━━━ Exercise material

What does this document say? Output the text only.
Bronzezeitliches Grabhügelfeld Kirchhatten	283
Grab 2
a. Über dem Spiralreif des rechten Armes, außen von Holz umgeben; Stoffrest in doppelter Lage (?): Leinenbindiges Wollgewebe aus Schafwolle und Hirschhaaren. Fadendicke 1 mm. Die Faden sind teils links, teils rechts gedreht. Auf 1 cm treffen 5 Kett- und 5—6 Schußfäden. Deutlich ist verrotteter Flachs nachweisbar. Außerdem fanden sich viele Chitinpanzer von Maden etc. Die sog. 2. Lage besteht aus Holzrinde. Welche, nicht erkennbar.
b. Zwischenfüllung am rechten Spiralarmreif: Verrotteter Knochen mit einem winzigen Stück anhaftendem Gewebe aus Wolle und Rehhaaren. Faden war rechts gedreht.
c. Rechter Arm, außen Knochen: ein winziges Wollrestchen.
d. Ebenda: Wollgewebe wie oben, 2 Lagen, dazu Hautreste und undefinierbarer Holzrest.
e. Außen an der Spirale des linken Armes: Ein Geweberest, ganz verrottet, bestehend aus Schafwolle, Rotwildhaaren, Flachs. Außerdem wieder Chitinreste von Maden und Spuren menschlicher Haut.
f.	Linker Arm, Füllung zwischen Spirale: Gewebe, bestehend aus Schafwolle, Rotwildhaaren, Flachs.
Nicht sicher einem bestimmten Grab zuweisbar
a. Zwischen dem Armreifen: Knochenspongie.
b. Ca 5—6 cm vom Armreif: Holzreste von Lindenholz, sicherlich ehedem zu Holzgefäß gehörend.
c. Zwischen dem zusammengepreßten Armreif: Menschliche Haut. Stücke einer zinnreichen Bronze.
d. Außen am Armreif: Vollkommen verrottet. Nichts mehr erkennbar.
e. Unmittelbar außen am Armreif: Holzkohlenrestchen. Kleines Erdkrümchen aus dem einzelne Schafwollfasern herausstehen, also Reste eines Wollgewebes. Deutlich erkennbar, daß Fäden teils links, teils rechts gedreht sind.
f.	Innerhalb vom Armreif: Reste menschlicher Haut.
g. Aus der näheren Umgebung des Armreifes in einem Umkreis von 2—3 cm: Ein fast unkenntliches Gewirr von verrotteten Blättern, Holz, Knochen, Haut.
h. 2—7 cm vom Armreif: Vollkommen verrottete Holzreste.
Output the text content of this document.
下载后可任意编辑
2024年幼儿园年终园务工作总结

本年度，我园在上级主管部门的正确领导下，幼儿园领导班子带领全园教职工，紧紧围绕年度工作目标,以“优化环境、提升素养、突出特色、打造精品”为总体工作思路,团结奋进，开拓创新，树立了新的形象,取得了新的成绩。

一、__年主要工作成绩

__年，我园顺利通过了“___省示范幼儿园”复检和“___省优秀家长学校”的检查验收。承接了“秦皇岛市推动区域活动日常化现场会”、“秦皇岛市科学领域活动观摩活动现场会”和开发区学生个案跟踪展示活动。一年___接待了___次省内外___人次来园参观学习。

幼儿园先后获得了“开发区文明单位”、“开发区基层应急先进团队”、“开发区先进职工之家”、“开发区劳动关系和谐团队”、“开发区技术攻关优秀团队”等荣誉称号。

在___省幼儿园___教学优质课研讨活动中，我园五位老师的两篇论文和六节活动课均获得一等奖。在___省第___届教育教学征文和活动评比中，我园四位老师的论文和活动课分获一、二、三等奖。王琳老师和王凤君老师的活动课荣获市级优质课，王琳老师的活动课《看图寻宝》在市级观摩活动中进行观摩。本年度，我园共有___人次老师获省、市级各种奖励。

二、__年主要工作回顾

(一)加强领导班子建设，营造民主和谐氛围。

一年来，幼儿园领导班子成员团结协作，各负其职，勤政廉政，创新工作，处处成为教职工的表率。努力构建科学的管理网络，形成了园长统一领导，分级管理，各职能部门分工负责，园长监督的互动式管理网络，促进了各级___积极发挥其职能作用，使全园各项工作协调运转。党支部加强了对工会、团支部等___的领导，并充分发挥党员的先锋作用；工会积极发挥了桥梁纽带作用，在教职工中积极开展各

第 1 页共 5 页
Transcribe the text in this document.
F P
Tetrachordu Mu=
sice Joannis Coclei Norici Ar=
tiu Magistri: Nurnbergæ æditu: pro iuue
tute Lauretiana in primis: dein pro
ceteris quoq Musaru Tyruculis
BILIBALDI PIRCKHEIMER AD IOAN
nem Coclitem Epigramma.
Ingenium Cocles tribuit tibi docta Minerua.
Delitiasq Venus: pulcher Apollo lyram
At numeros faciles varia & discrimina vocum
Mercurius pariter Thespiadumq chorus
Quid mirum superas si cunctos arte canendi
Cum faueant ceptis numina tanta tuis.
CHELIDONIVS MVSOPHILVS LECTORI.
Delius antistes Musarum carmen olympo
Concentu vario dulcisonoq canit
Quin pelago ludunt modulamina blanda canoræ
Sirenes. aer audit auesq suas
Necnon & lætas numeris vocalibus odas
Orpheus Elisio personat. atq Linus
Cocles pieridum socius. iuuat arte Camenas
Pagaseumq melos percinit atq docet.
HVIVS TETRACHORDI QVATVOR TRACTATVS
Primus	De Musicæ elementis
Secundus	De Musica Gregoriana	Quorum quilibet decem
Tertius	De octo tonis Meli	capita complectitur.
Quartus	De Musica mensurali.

━━━━━━

Transcribe every line of the data, exactly as it stands.

▸ **Result of the exercise**:
What does this document say? Output the text only.
Bronzezeitliches Grabhügelfeld Kirchhatten	283
Grab 2
a. Über dem Spiralreif des rechten Armes, außen von Holz umgeben; Stoffrest in doppelter Lage (?): Leinenbindiges Wollgewebe aus Schafwolle und Hirschhaaren. Fadendicke 1 mm. Die Faden sind teils links, teils rechts gedreht. Auf 1 cm treffen 5 Kett- und 5—6 Schußfäden. Deutlich ist verrotteter Flachs nachweisbar. Außerdem fanden sich viele Chitinpanzer von Maden etc. Die sog. 2. Lage besteht aus Holzrinde. Welche, nicht erkennbar.
b. Zwischenfüllung am rechten Spiralarmreif: Verrotteter Knochen mit einem winzigen Stück anhaftendem Gewebe aus Wolle und Rehhaaren. Faden war rechts gedreht.
c. Rechter Arm, außen Knochen: ein winziges Wollrestchen.
d. Ebenda: Wollgewebe wie oben, 2 Lagen, dazu Hautreste und undefinierbarer Holzrest.
e. Außen an der Spirale des linken Armes: Ein Geweberest, ganz verrottet, bestehend aus Schafwolle, Rotwildhaaren, Flachs. Außerdem wieder Chitinreste von Maden und Spuren menschlicher Haut.
f.	Linker Arm, Füllung zwischen Spirale: Gewebe, bestehend aus Schafwolle, Rotwildhaaren, Flachs.
Nicht sicher einem bestimmten Grab zuweisbar
a. Zwischen dem Armreifen: Knochenspongie.
b. Ca 5—6 cm vom Armreif: Holzreste von Lindenholz, sicherlich ehedem zu Holzgefäß gehörend.
c. Zwischen dem zusammengepreßten Armreif: Menschliche Haut. Stücke einer zinnreichen Bronze.
d. Außen am Armreif: Vollkommen verrottet. Nichts mehr erkennbar.
e. Unmittelbar außen am Armreif: Holzkohlenrestchen. Kleines Erdkrümchen aus dem einzelne Schafwollfasern herausstehen, also Reste eines Wollgewebes. Deutlich erkennbar, daß Fäden teils links, teils rechts gedreht sind.
f.	Innerhalb vom Armreif: Reste menschlicher Haut.
g. Aus der näheren Umgebung des Armreifes in einem Umkreis von 2—3 cm: Ein fast unkenntliches Gewirr von verrotteten Blättern, Holz, Knochen, Haut.
h. 2—7 cm vom Armreif: Vollkommen verrottete Holzreste.
Output the text content of this document.
下载后可任意编辑
2024年幼儿园年终园务工作总结

本年度，我园在上级主管部门的正确领导下，幼儿园领导班子带领全园教职工，紧紧围绕年度工作目标,以“优化环境、提升素养、突出特色、打造精品”为总体工作思路,团结奋进，开拓创新，树立了新的形象,取得了新的成绩。

一、__年主要工作成绩

__年，我园顺利通过了“___省示范幼儿园”复检和“___省优秀家长学校”的检查验收。承接了“秦皇岛市推动区域活动日常化现场会”、“秦皇岛市科学领域活动观摩活动现场会”和开发区学生个案跟踪展示活动。一年___接待了___次省内外___人次来园参观学习。

幼儿园先后获得了“开发区文明单位”、“开发区基层应急先进团队”、“开发区先进职工之家”、“开发区劳动关系和谐团队”、“开发区技术攻关优秀团队”等荣誉称号。

在___省幼儿园___教学优质课研讨活动中，我园五位老师的两篇论文和六节活动课均获得一等奖。在___省第___届教育教学征文和活动评比中，我园四位老师的论文和活动课分获一、二、三等奖。王琳老师和王凤君老师的活动课荣获市级优质课，王琳老师的活动课《看图寻宝》在市级观摩活动中进行观摩。本年度，我园共有___人次老师获省、市级各种奖励。

二、__年主要工作回顾

(一)加强领导班子建设，营造民主和谐氛围。

一年来，幼儿园领导班子成员团结协作，各负其职，勤政廉政，创新工作，处处成为教职工的表率。努力构建科学的管理网络，形成了园长统一领导，分级管理，各职能部门分工负责，园长监督的互动式管理网络，促进了各级___积极发挥其职能作用，使全园各项工作协调运转。党支部加强了对工会、团支部等___的领导，并充分发挥党员的先锋作用；工会积极发挥了桥梁纽带作用，在教职工中积极开展各

第 1 页共 5 页
Transcribe the text in this document.
F P
Tetrachordu Mu=
sice Joannis Coclei Norici Ar=
tiu Magistri: Nurnbergæ æditu: pro iuue
tute Lauretiana in primis: dein pro
ceteris quoq Musaru Tyruculis
BILIBALDI PIRCKHEIMER AD IOAN
nem Coclitem Epigramma.
Ingenium Cocles tribuit tibi docta Minerua.
Delitiasq Venus: pulcher Apollo lyram
At numeros faciles varia & discrimina vocum
Mercurius pariter Thespiadumq chorus
Quid mirum superas si cunctos arte canendi
Cum faueant ceptis numina tanta tuis.
CHELIDONIVS MVSOPHILVS LECTORI.
Delius antistes Musarum carmen olympo
Concentu vario dulcisonoq canit
Quin pelago ludunt modulamina blanda canoræ
Sirenes. aer audit auesq suas
Necnon & lætas numeris vocalibus odas
Orpheus Elisio personat. atq Linus
Cocles pieridum socius. iuuat arte Camenas
Pagaseumq melos percinit atq docet.
HVIVS TETRACHORDI QVATVOR TRACTATVS
Primus	De Musicæ elementis
Secundus	De Musica Gregoriana	Quorum quilibet decem
Tertius	De octo tonis Meli	capita complectitur.
Quartus	De Musica mensurali.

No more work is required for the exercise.